STATED GOAL: Using the data below, determine the number of lines that include the string "Negative". Write only that number.
-- begin RECORDS FOR THIS EXERCISE --
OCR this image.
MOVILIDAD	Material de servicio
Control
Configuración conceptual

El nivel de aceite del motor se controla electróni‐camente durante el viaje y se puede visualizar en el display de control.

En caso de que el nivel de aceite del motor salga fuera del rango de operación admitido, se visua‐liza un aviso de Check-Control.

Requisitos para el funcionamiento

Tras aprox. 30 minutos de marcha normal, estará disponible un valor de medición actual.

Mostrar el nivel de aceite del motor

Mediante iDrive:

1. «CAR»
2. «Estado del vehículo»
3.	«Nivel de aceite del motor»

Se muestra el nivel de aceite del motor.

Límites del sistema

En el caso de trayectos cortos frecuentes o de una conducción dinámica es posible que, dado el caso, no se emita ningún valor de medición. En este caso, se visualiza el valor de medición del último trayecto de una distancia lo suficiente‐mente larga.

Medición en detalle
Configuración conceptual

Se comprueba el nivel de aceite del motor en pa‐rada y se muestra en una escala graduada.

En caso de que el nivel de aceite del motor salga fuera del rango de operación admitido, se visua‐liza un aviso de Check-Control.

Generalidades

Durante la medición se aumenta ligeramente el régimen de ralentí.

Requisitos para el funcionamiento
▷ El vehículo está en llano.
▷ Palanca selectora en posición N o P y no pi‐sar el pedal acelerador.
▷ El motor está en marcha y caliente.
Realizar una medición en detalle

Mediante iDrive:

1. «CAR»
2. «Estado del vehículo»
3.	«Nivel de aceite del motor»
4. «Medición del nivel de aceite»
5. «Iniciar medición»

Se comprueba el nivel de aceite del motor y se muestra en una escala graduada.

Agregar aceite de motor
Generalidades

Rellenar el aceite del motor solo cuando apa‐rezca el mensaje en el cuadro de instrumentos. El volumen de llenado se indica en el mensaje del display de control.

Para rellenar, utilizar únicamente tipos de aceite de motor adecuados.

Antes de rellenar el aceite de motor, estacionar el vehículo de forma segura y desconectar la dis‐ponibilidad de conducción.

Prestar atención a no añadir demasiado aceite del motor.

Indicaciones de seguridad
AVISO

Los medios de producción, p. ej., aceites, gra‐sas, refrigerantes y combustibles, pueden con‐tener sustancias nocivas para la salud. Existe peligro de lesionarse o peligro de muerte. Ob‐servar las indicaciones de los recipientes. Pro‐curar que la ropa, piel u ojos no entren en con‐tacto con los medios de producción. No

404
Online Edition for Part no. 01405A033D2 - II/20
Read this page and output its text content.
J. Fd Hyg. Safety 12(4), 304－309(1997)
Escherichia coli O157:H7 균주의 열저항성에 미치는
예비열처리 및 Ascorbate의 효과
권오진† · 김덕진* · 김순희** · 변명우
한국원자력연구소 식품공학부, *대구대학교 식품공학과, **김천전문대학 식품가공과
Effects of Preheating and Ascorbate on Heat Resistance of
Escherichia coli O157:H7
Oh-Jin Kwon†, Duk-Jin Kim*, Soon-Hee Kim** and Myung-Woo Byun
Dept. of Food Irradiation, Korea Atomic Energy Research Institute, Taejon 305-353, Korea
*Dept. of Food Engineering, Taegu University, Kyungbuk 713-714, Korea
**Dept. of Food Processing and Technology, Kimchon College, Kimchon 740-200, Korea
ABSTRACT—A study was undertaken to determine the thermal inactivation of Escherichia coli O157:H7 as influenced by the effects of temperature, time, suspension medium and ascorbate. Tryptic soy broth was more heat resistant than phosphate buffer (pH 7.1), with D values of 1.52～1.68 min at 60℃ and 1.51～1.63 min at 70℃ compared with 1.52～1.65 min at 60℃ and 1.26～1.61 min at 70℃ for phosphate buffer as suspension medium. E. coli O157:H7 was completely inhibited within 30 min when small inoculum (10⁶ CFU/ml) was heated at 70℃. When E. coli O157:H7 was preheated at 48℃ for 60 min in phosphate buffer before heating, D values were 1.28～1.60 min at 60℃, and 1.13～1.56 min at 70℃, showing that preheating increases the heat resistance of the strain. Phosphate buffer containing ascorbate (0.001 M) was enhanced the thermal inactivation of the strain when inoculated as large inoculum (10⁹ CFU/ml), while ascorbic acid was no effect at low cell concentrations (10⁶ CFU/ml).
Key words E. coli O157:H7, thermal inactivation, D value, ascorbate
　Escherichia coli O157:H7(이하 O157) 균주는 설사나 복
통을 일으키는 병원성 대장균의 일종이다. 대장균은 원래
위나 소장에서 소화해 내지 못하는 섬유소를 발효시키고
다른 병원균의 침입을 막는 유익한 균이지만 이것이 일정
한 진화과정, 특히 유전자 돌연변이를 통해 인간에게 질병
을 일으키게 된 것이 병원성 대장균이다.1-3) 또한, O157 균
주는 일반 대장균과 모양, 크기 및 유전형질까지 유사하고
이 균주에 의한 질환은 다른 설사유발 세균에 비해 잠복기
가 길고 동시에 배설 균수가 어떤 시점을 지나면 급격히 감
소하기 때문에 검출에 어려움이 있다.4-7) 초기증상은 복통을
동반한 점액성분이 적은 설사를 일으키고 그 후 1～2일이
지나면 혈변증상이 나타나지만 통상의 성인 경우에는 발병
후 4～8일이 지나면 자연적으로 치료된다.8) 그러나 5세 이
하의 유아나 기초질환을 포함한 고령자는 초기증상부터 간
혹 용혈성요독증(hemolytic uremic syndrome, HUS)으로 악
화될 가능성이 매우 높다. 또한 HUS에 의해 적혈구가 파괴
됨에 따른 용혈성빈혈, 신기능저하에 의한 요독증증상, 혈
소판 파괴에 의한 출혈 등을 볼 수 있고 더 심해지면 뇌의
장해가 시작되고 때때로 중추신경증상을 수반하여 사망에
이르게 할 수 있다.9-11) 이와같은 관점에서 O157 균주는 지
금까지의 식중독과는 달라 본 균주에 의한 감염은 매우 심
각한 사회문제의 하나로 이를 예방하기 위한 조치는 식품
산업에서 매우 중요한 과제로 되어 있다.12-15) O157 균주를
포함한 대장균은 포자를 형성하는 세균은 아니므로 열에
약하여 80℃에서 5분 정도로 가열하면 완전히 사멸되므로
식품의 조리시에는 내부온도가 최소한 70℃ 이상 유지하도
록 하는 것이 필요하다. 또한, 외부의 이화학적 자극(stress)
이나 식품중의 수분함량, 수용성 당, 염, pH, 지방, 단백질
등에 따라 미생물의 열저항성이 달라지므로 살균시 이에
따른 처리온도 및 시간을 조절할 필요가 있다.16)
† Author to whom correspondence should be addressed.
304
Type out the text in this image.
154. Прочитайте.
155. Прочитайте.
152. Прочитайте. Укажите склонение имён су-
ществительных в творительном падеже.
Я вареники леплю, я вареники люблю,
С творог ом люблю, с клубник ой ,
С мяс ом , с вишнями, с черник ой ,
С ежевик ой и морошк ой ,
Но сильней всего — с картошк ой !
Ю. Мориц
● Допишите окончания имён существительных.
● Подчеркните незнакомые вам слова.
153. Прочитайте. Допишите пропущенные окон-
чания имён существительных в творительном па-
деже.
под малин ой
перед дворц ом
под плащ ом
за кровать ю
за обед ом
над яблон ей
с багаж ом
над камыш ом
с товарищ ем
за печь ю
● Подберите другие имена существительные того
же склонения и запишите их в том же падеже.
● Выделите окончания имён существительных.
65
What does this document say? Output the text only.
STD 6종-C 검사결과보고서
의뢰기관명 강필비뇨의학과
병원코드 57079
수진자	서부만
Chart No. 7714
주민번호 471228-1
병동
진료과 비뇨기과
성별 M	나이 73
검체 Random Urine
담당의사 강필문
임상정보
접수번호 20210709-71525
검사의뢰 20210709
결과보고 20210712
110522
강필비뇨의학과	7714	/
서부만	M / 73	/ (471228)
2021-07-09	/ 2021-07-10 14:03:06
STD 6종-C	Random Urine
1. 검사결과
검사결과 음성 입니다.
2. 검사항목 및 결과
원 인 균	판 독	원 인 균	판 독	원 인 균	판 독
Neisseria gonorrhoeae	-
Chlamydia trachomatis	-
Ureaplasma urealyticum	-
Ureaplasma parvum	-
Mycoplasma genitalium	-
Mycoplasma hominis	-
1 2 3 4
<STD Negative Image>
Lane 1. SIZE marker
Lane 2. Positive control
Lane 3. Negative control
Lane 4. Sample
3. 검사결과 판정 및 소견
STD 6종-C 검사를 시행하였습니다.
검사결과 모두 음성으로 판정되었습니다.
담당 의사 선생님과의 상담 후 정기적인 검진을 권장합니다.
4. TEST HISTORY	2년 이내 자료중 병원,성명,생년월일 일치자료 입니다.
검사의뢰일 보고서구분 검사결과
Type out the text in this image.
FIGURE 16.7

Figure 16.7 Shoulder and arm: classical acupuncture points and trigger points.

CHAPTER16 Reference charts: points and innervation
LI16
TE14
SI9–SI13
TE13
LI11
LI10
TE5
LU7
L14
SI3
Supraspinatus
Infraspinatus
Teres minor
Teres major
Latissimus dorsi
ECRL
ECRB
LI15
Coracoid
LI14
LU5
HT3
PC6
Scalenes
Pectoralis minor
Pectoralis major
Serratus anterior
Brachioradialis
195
-- end RECORDS FOR THIS EXERCISE --
RESULT OF THE EXERCISE: 2